* [Request] Can you convert every line of the entries below into a Markdown table with two columns, "Row" for a running row number and "Entry Line" for the line itself, leaving out blank lines?

* [Data for this task]
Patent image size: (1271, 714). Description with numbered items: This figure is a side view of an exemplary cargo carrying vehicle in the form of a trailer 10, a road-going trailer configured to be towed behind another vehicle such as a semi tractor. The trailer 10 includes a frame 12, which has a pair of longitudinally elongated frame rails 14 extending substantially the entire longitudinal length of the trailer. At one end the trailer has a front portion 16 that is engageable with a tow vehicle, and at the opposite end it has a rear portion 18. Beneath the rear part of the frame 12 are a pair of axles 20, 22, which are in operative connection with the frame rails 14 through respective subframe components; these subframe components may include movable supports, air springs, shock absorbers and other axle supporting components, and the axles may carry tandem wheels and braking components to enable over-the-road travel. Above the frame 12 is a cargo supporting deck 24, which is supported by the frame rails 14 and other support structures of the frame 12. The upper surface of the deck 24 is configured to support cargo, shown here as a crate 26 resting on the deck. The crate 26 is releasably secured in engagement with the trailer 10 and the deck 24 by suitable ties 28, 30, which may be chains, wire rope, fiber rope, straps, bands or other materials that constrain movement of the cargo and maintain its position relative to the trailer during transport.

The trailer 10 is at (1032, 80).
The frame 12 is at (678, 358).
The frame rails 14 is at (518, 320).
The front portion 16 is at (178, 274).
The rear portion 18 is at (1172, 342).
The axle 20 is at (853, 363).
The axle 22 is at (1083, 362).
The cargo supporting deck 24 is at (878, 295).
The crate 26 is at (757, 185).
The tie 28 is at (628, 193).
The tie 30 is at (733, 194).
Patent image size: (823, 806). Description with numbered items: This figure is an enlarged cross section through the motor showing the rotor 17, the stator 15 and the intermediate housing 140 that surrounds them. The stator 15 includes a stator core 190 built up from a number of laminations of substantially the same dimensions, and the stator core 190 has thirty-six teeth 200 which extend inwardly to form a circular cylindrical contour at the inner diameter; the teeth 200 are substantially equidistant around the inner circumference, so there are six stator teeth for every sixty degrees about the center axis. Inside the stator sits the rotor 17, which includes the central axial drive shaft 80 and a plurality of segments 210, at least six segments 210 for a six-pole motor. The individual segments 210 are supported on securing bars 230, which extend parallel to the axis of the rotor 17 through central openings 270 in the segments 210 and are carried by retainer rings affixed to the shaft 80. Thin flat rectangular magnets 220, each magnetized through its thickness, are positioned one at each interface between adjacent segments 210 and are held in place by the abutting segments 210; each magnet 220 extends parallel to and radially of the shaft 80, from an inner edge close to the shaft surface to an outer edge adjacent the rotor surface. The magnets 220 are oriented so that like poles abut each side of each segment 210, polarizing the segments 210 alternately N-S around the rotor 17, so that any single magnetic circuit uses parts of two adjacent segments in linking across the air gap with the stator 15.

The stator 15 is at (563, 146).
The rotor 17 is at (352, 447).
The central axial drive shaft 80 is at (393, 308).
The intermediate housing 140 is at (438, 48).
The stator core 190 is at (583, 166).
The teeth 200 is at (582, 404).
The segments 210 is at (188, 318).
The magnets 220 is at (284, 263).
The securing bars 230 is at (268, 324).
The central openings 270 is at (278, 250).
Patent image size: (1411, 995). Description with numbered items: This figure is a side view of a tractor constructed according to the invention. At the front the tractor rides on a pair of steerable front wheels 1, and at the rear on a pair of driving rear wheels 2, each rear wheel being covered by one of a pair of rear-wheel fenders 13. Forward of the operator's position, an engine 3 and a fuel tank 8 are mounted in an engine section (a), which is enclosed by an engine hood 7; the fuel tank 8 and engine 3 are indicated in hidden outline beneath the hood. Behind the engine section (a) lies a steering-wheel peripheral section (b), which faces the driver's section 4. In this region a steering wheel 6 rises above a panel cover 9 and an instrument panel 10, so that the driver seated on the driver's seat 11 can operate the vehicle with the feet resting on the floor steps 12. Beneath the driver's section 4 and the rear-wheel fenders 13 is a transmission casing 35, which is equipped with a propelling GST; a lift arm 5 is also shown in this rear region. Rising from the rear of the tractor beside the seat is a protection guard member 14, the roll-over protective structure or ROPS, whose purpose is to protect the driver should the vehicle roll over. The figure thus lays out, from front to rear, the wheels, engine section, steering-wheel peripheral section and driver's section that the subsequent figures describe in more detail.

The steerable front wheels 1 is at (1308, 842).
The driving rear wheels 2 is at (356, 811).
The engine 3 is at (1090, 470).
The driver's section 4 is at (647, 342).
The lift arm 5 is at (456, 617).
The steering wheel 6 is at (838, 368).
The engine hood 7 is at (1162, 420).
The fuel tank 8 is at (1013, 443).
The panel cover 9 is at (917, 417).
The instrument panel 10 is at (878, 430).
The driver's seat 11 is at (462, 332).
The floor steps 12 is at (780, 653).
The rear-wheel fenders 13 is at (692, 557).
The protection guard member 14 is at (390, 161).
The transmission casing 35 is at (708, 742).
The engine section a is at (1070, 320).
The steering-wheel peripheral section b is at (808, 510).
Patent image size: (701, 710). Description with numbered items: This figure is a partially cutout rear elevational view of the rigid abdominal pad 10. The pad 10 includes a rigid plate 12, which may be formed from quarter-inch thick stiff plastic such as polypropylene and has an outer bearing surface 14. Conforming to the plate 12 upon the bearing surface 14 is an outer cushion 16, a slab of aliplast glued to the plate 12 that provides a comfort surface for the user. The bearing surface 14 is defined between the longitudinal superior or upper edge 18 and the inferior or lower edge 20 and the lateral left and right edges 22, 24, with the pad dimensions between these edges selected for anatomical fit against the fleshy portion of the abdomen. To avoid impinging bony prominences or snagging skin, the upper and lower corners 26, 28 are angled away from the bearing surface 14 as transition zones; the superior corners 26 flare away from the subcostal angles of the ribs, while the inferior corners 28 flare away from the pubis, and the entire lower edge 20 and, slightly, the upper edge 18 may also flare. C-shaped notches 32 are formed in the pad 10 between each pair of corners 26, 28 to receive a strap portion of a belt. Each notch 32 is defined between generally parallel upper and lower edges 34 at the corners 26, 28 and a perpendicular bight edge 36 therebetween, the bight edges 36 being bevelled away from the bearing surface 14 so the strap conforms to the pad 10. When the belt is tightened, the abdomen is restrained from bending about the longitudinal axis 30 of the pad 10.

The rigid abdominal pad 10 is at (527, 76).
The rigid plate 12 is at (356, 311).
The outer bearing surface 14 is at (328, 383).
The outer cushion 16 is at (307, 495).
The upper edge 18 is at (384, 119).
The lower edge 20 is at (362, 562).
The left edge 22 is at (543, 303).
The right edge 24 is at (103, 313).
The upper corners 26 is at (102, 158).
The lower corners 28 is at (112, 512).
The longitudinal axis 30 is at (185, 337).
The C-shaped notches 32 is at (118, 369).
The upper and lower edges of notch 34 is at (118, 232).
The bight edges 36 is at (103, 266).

* [Output of the task]
| Row | Entry Line |
|---|---|
| 1 | Patent image size: (1271, 714). Description with numbered items: This figure is a side view of an exemplary cargo carrying vehicle in the form of a trailer 10, a road-going trailer configured to be towed behind another vehicle such as a semi tractor. The trailer 10 includes a frame 12, which has a pair of longitudinally elongated frame rails 14 extending substantially the entire longitudinal length of the trailer. At one end the trailer has a front portion 16 that is engageable with a tow vehicle, and at the opposite end it has a rear portion 18. Beneath the rear part of the frame 12 are a pair of axles 20, 22, which are in operative connection with the frame rails 14 through respective subframe components; these subframe components may include movable supports, air springs, shock absorbers and other axle supporting components, and the axles may carry tandem wheels and braking components to enable over-the-road travel. Above the frame 12 is a cargo supporting deck 24, which is supported by the frame rails 14 and other support structures of the frame 12. The upper surface of the deck 24 is configured to support cargo, shown here as a crate 26 resting on the deck. The crate 26 is releasably secured in engagement with the trailer 10 and the deck 24 by suitable ties 28, 30, which may be chains, wire rope, fiber rope, straps, bands or other materials that constrain movement of the cargo and maintain its position relative to the trailer during transport. |
| 2 | The trailer 10 is at (1032, 80). |
| 3 | The frame 12 is at (678, 358). |
| 4 | The frame rails 14 is at (518, 320). |
| 5 | The front portion 16 is at (178, 274). |
| 6 | The rear portion 18 is at (1172, 342). |
| 7 | The axle 20 is at (853, 363). |
| 8 | The axle 22 is at (1083, 362). |
| 9 | The cargo supporting deck 24 is at (878, 295). |
| 10 | The crate 26 is at (757, 185). |
| 11 | The tie 28 is at (628, 193). |
| 12 | The tie 30 is at (733, 194). |
| 13 | Patent image size: (823, 806). Description with numbered items: This figure is an enlarged cross section through the motor showing the rotor 17, the stator 15 and the intermediate housing 140 that surrounds them. The stator 15 includes a stator core 190 built up from a number of laminations of substantially the same dimensions, and the stator core 190 has thirty-six teeth 200 which extend inwardly to form a circular cylindrical contour at the inner diameter; the teeth 200 are substantially equidistant around the inner circumference, so there are six stator teeth for every sixty degrees about the center axis. Inside the stator sits the rotor 17, which includes the central axial drive shaft 80 and a plurality of segments 210, at least six segments 210 for a six-pole motor. The individual segments 210 are supported on securing bars 230, which extend parallel to the axis of the rotor 17 through central openings 270 in the segments 210 and are carried by retainer rings affixed to the shaft 80. Thin flat rectangular magnets 220, each magnetized through its thickness, are positioned one at each interface between adjacent segments 210 and are held in place by the abutting segments 210; each magnet 220 extends parallel to and radially of the shaft 80, from an inner edge close to the shaft surface to an outer edge adjacent the rotor surface. The magnets 220 are oriented so that like poles abut each side of each segment 210, polarizing the segments 210 alternately N-S around the rotor 17, so that any single magnetic circuit uses parts of two adjacent segments in linking across the air gap with the stator 15. |
| 14 | The stator 15 is at (563, 146). |
| 15 | The rotor 17 is at (352, 447). |
| 16 | The central axial drive shaft 80 is at (393, 308). |
| 17 | The intermediate housing 140 is at (438, 48). |
| 18 | The stator core 190 is at (583, 166). |
| 19 | The teeth 200 is at (582, 404). |
| 20 | The segments 210 is at (188, 318). |
| 21 | The magnets 220 is at (284, 263). |
| 22 | The securing bars 230 is at (268, 324). |
| 23 | The central openings 270 is at (278, 250). |
| 24 | Patent image size: (1411, 995). Description with numbered items: This figure is a side view of a tractor constructed according to the invention. At the front the tractor rides on a pair of steerable front wheels 1, and at the rear on a pair of driving rear wheels 2, each rear wheel being covered by one of a pair of rear-wheel fenders 13. Forward of the operator's position, an engine 3 and a fuel tank 8 are mounted in an engine section (a), which is enclosed by an engine hood 7; the fuel tank 8 and engine 3 are indicated in hidden outline beneath the hood. Behind the engine section (a) lies a steering-wheel peripheral section (b), which faces the driver's section 4. In this region a steering wheel 6 rises above a panel cover 9 and an instrument panel 10, so that the driver seated on the driver's seat 11 can operate the vehicle with the feet resting on the floor steps 12. Beneath the driver's section 4 and the rear-wheel fenders 13 is a transmission casing 35, which is equipped with a propelling GST; a lift arm 5 is also shown in this rear region. Rising from the rear of the tractor beside the seat is a protection guard member 14, the roll-over protective structure or ROPS, whose purpose is to protect the driver should the vehicle roll over. The figure thus lays out, from front to rear, the wheels, engine section, steering-wheel peripheral section and driver's section that the subsequent figures describe in more detail. |
| 25 | The steerable front wheels 1 is at (1308, 842). |
| 26 | The driving rear wheels 2 is at (356, 811). |
| 27 | The engine 3 is at (1090, 470). |
| 28 | The driver's section 4 is at (647, 342). |
| 29 | The lift arm 5 is at (456, 617). |
| 30 | The steering wheel 6 is at (838, 368). |
| 31 | The engine hood 7 is at (1162, 420). |
| 32 | The fuel tank 8 is at (1013, 443). |
| 33 | The panel cover 9 is at (917, 417). |
| 34 | The instrument panel 10 is at (878, 430). |
| 35 | The driver's seat 11 is at (462, 332). |
| 36 | The floor steps 12 is at (780, 653). |
| 37 | The rear-wheel fenders 13 is at (692, 557). |
| 38 | The protection guard member 14 is at (390, 161). |
| 39 | The transmission casing 35 is at (708, 742). |
| 40 | The engine section a is at (1070, 320). |
| 41 | The steering-wheel peripheral section b is at (808, 510). |
| 42 | Patent image size: (701, 710). Description with numbered items: This figure is a partially cutout rear elevational view of the rigid abdominal pad 10. The pad 10 includes a rigid plate 12, which may be formed from quarter-inch thick stiff plastic such as polypropylene and has an outer bearing surface 14. Conforming to the plate 12 upon the bearing surface 14 is an outer cushion 16, a slab of aliplast glued to the plate 12 that provides a comfort surface for the user. The bearing surface 14 is defined between the longitudinal superior or upper edge 18 and the inferior or lower edge 20 and the lateral left and right edges 22, 24, with the pad dimensions between these edges selected for anatomical fit against the fleshy portion of the abdomen. To avoid impinging bony prominences or snagging skin, the upper and lower corners 26, 28 are angled away from the bearing surface 14 as transition zones; the superior corners 26 flare away from the subcostal angles of the ribs, while the inferior corners 28 flare away from the pubis, and the entire lower edge 20 and, slightly, the upper edge 18 may also flare. C-shaped notches 32 are formed in the pad 10 between each pair of corners 26, 28 to receive a strap portion of a belt. Each notch 32 is defined between generally parallel upper and lower edges 34 at the corners 26, 28 and a perpendicular bight edge 36 therebetween, the bight edges 36 being bevelled away from the bearing surface 14 so the strap conforms to the pad 10. When the belt is tightened, the abdomen is restrained from bending about the longitudinal axis 30 of the pad 10. |
| 43 | The rigid abdominal pad 10 is at (527, 76). |
| 44 | The rigid plate 12 is at (356, 311). |
| 45 | The outer bearing surface 14 is at (328, 383). |
| 46 | The outer cushion 16 is at (307, 495). |
| 47 | The upper edge 18 is at (384, 119). |
| 48 | The lower edge 20 is at (362, 562). |
| 49 | The left edge 22 is at (543, 303). |
| 50 | The right edge 24 is at (103, 313). |
| 51 | The upper corners 26 is at (102, 158). |
| 52 | The lower corners 28 is at (112, 512). |
| 53 | The longitudinal axis 30 is at (185, 337). |
| 54 | The C-shaped notches 32 is at (118, 369). |
| 55 | The upper and lower edges of notch 34 is at (118, 232). |
| 56 | The bight edges 36 is at (103, 266). |